### Directive
Give back the full material, exactly as it reads.

[BEGIN Information given]

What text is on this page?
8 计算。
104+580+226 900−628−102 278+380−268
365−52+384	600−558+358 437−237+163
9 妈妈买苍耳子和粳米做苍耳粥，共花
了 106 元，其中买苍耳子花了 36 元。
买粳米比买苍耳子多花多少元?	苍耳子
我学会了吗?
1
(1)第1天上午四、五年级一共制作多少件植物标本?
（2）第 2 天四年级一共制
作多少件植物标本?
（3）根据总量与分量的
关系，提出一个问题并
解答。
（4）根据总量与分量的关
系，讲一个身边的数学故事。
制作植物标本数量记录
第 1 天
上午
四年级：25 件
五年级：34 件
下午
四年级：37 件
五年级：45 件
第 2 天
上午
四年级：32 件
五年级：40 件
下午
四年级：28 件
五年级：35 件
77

[END Information given]

### Full answer
What text is on this page?
8 计算。
104+580+226 900−628−102 278+380−268
365−52+384	600−558+358 437−237+163
9 妈妈买苍耳子和粳米做苍耳粥，共花
了 106 元，其中买苍耳子花了 36 元。
买粳米比买苍耳子多花多少元?	苍耳子
我学会了吗?
1
(1)第1天上午四、五年级一共制作多少件植物标本?
（2）第 2 天四年级一共制
作多少件植物标本?
（3）根据总量与分量的
关系，提出一个问题并
解答。
（4）根据总量与分量的关
系，讲一个身边的数学故事。
制作植物标本数量记录
第 1 天
上午
四年级：25 件
五年级：34 件
下午
四年级：37 件
五年级：45 件
第 2 天
上午
四年级：32 件
五年级：40 件
下午
四年级：28 件
五年级：35 件
77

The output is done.